* _SOURCE DATA_
[start]
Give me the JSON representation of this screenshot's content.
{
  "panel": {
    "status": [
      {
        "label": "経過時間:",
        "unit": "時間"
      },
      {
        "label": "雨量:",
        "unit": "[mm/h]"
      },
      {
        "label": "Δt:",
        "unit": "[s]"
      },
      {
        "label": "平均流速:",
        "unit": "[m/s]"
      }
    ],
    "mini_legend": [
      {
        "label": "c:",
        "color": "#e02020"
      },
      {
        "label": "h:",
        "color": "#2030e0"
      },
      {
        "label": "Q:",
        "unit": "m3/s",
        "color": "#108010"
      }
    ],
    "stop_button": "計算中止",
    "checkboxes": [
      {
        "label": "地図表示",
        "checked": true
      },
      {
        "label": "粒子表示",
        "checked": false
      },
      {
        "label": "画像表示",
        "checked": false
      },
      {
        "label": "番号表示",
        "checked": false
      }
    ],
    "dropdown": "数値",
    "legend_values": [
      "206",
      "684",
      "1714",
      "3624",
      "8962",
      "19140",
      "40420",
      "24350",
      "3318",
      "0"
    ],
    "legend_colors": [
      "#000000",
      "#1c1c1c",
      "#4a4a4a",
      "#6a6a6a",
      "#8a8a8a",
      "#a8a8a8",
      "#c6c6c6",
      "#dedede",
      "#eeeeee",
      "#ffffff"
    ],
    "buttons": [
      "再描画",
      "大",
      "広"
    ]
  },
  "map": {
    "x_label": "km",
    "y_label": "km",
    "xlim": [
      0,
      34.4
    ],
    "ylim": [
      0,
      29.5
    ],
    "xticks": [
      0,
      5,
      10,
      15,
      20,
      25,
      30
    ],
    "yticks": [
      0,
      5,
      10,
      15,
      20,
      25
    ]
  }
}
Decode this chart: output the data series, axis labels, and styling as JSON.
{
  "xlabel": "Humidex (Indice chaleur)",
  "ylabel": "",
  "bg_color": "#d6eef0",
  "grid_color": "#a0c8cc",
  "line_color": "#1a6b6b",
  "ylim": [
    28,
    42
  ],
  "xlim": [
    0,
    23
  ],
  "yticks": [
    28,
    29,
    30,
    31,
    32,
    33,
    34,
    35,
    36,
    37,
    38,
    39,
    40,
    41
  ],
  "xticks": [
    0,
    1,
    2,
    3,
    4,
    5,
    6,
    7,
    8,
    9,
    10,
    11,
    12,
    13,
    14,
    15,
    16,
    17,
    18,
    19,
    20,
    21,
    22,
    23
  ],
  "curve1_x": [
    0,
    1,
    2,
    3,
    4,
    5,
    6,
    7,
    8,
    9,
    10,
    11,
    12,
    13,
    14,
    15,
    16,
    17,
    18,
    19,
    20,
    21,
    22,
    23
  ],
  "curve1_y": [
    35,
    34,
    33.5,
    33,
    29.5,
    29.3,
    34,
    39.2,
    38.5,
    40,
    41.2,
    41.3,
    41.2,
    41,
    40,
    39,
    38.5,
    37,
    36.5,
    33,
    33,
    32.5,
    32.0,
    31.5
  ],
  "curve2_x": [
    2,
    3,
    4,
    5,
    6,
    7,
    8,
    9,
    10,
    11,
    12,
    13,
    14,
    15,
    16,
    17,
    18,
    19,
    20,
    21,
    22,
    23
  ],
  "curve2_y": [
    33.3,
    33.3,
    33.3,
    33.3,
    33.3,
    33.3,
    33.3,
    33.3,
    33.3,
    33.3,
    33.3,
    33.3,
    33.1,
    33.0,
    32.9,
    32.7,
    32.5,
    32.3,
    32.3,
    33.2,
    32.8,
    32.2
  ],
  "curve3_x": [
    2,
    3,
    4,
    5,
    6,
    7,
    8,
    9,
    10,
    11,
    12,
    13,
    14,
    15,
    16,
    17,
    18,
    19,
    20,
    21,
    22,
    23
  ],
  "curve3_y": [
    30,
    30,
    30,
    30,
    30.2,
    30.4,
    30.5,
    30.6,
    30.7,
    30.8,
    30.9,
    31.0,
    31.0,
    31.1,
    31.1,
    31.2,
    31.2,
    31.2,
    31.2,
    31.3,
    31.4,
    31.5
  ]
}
[end]
* _WORK REQUIRED_
Some lines of the data may hold the word "this". Say how many do, with nothing else.

* _WRITTEN SOLUTION_
2